**DIRECTION A**
In the rows that follow the blog post, transcribe the stretch from the line containing "Where is each" through the line containing "value-2010: - (890, 369, 897, 392)". Keep every line unchanged.

Sunday, April 26, 2009

half empty, half full

I wonder how much this blog should be a true reflection of my feelings, or like so much of what I have written, self-aggrandizing recollections and pleas for acceptance. For what lies behind this blog, especially at this time, is the question that drives me. Am I a good musician? I hide that behind, do I play good music? Which stands behind, when will I get the recognition I need to answer the other two questions? Which hides behind, how much is the recognition I have received really worth? Which hides behind my whining complaint, when will I get the recognition I crave? So I guess even if I expressed all of my doubts and fears about my worth as a musician that would not be any truer than anything else. But, to be perfectly honest, it feels like shit. I need to know whether I play good music and I don't have a clue. 

In part that is because I am unwilling to compare myself to anything other than the internalized standards I derived from listening to the great musicians of my era (the 50's and 6o's). And I mean the greats! Miles, Trane, Sonny Rollins and Bird. Not to mention, Mingus, Monk, Duke Ellington, Art Tatum, Louis Armstrong, Jellie Roll Morton, Frank Sinatra, Billie Holiday, Bessie Smith and Albert King. Believe it or not, that is a fairly comprehensive list of the musicians whose records I revered and listened to over and over again. I never listened to normal great musicians, just the super giants. That way I never have to confront whether I play as good as the thousands of guys who are competing with me to be noticed. I know they are out there every time I hear the young guys at jam sessions, or when someone makes me listen to a record of some normal decent jazz musician. I was having dinner with an old musician friend, Victoria, and she played a record with a fine tenor player, Eric Alexander, on it. He sounded great. If I knew how to compete I would be competing with him for gigs. But as intimated in earlier blogs, I'm not very effective in competing for the gigs that Eric gets, the New York jazz clubs that might be the first step in getting me to my goal. The holy grail that might convince me that I am playing music worth listening: success at jazz festivals.

My not paying attention to the level of contemporary successful musicians is connected to my only listening to Trane et. al. If my standard is the super-giants of jazz, I immediately fail, no matter how hard I try, since genius like that is beyond the reach of mere mortals like myself. And so I can try to focus on what I alone can contribute. Holding the standard of genius inside of myself and doing everything I can to create the very best music I am capable of producing. But am I a good enough musician? Is the dedication to my own creation, very narrowly construed, as how I improvise on the albums I create as vehicles for my flute playing, totally wrong-headed because I am not even in the running to be a contributor to the developing language of jazz. That's why I can't compare myself to other ordinary marvelous musicians, for if I don't measure up to the sax players around me, there is no point in my even attempting to make a contribution. And I am unwilling to stop trying, no matter what.

**RECORDS SUPPLIED**

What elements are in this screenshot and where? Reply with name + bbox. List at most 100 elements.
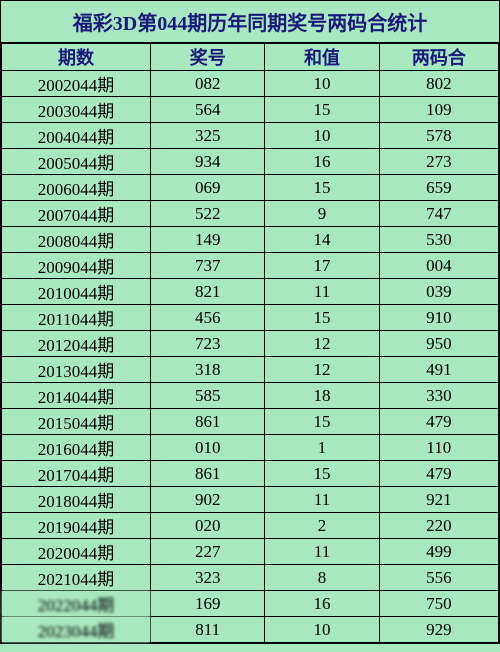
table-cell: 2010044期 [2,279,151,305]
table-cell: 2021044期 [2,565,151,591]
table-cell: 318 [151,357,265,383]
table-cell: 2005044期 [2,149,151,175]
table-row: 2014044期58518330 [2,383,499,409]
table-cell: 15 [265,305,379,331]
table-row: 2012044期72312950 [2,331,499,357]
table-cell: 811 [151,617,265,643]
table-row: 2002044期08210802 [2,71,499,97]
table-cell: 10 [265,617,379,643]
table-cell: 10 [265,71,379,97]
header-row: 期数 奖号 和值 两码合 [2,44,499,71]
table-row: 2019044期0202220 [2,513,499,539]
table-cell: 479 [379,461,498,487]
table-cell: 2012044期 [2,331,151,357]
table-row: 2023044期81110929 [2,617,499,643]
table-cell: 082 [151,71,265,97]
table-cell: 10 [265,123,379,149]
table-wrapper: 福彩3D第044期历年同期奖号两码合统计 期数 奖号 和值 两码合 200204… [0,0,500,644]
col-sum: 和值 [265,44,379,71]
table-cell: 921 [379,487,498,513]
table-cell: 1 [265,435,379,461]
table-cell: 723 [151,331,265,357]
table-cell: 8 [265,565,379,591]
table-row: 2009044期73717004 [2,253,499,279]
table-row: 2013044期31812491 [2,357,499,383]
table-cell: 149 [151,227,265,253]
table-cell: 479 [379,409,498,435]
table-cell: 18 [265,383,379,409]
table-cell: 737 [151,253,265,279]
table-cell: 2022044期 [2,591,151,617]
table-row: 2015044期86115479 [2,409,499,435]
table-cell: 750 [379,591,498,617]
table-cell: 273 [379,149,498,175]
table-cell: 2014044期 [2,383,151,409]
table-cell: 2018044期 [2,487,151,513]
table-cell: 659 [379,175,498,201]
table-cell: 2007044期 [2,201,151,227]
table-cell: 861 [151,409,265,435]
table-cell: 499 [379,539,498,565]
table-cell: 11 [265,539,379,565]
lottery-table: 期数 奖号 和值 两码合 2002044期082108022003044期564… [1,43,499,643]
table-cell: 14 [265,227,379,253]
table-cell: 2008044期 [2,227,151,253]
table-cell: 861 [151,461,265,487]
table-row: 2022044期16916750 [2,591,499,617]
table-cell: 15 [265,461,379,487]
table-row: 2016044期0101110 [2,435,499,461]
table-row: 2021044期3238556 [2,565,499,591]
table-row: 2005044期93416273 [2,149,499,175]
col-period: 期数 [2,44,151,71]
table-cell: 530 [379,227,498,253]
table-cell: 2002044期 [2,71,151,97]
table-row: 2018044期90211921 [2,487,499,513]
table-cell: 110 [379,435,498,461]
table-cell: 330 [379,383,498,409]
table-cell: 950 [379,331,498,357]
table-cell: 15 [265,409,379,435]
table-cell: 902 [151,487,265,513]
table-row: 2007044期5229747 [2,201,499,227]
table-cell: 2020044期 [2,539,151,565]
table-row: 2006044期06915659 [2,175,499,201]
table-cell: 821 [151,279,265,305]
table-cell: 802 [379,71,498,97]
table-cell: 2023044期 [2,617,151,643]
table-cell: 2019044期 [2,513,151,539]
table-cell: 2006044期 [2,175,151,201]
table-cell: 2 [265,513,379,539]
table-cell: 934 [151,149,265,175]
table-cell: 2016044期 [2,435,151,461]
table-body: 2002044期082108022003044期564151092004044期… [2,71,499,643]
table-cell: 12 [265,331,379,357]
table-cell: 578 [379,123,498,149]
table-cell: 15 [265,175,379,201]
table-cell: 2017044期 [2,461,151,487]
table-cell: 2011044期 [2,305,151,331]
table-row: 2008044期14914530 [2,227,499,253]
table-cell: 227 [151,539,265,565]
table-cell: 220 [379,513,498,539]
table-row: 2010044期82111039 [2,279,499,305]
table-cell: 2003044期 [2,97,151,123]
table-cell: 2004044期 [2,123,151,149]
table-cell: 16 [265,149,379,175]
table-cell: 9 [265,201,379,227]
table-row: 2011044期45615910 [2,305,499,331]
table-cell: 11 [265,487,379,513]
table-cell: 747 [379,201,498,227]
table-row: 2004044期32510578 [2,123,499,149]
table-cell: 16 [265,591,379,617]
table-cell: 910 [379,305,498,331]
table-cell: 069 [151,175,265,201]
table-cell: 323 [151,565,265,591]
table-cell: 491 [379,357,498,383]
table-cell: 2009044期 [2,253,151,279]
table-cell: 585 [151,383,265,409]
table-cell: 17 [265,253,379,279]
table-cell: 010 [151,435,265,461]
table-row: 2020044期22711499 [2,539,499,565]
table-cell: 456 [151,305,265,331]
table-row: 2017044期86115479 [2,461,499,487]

--

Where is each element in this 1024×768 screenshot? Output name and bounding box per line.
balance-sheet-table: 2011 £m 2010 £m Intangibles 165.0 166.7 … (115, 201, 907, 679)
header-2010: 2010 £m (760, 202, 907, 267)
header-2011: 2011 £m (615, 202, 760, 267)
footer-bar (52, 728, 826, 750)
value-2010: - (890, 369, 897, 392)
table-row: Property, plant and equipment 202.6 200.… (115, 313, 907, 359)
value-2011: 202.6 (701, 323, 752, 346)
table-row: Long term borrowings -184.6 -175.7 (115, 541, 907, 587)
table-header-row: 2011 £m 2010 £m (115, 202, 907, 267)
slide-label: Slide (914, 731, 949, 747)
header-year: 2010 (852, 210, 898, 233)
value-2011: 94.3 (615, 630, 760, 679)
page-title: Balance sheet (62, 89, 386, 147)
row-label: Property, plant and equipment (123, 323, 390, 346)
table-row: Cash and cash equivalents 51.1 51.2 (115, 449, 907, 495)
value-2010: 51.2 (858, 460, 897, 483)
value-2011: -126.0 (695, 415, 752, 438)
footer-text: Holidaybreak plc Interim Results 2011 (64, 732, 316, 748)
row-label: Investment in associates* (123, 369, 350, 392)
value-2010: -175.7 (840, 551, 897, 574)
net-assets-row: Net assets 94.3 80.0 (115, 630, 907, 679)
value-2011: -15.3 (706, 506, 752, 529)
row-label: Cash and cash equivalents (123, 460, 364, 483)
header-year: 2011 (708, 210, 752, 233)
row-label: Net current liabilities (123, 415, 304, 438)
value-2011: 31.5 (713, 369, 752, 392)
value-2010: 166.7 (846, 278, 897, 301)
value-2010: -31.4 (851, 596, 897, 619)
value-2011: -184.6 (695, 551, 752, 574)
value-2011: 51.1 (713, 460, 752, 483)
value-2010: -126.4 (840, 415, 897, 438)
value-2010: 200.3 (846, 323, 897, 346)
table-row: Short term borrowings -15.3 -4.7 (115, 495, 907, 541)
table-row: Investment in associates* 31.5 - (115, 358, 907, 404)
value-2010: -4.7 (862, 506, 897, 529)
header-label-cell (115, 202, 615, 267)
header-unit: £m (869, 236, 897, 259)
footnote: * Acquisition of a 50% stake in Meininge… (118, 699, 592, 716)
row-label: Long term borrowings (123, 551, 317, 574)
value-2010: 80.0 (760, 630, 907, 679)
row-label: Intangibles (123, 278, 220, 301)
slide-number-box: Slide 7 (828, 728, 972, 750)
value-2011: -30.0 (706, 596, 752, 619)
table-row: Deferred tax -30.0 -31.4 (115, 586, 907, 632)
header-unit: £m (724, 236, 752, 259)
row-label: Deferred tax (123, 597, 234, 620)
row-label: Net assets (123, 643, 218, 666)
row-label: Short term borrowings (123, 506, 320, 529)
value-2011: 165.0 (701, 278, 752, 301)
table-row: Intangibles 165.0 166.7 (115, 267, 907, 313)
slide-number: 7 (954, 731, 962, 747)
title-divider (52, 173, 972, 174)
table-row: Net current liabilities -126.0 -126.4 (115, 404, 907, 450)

==

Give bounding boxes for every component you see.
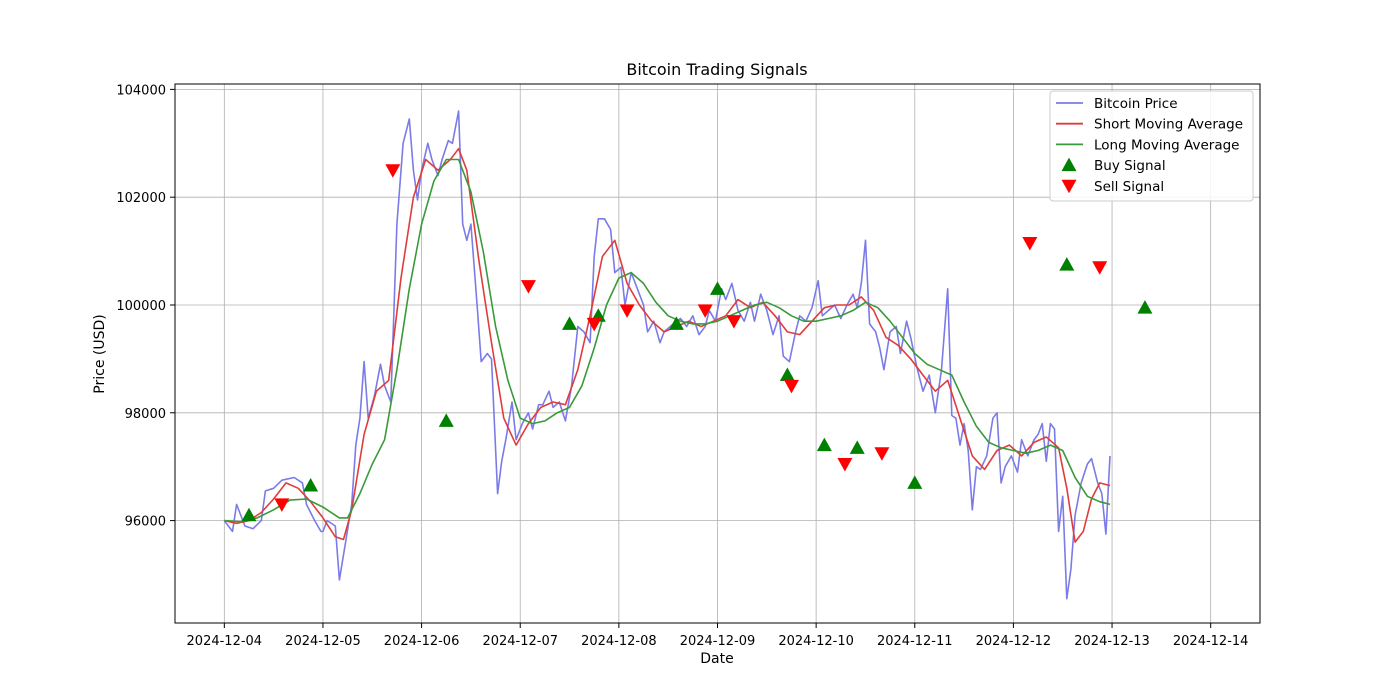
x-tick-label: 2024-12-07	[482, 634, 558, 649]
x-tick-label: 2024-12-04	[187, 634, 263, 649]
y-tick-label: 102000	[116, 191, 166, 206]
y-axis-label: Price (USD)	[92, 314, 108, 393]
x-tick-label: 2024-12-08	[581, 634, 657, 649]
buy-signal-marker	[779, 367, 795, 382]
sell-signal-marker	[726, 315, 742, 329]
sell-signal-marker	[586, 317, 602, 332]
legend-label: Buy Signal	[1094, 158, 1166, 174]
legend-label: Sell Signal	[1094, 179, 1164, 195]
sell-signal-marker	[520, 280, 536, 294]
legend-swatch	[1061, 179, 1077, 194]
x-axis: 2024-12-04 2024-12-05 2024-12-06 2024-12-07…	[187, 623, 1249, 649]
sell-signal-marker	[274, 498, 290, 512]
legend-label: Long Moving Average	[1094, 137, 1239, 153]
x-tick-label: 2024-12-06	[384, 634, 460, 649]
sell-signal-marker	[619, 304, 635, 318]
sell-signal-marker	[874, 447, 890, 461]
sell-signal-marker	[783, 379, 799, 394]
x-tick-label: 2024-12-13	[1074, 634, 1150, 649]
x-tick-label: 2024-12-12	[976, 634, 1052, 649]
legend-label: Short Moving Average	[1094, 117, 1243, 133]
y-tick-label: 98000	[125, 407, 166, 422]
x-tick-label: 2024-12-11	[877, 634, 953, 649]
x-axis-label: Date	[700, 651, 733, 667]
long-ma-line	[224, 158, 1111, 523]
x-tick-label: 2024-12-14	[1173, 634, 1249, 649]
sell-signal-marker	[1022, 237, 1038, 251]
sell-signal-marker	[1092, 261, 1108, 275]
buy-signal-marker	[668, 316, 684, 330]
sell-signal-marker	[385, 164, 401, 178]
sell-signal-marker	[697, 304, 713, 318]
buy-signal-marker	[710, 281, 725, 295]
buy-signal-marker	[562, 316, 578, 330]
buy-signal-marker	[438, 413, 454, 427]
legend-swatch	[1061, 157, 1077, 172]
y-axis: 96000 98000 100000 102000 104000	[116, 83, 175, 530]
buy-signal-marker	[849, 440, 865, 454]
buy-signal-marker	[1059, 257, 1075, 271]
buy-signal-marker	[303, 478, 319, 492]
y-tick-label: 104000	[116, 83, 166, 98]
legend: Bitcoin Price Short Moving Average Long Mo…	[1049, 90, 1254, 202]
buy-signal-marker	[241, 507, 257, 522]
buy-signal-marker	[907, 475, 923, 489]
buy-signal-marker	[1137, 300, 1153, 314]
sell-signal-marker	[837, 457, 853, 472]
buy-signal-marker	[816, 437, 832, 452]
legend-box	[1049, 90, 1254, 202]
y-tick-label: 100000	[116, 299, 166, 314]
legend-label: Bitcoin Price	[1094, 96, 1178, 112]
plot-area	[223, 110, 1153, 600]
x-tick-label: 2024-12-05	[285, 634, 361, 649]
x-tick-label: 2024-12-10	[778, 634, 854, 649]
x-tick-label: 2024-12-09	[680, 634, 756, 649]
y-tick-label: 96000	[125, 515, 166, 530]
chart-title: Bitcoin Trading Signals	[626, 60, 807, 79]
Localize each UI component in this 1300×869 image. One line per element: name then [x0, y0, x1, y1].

**DIRECTION B**
Restate word for word the stretch of the blog post from "Sunday, April 26, 2009" through "have a clue.".

**FINISHED ANSWER A**
Where is each element in this 1024×768 screenshot? Output name and bounding box per line.
balance-sheet-table: 2011 £m 2010 £m Intangibles 165.0 166.7 … (115, 201, 907, 679)
header-2010: 2010 £m (760, 202, 907, 267)
header-2011: 2011 £m (615, 202, 760, 267)
footer-bar (52, 728, 826, 750)
value-2010: - (890, 369, 897, 392)

**FINISHED ANSWER B**
Sunday, April 26, 2009

half empty, half full

I wonder how much this blog should be a true reflection of my feelings, or like so much of what I have written, self-aggrandizing recollections and pleas for acceptance. For what lies behind this blog, especially at this time, is the question that drives me. Am I a good musician? I hide that behind, do I play good music? Which stands behind, when will I get the recognition I need to answer the other two questions? Which hides behind, how much is the recognition I have received really worth? Which hides behind my whining complaint, when will I get the recognition I crave? So I guess even if I expressed all of my doubts and fears about my worth as a musician that would not be any truer than anything else. But, to be perfectly honest, it feels like shit. I need to know whether I play good music and I don't have a clue.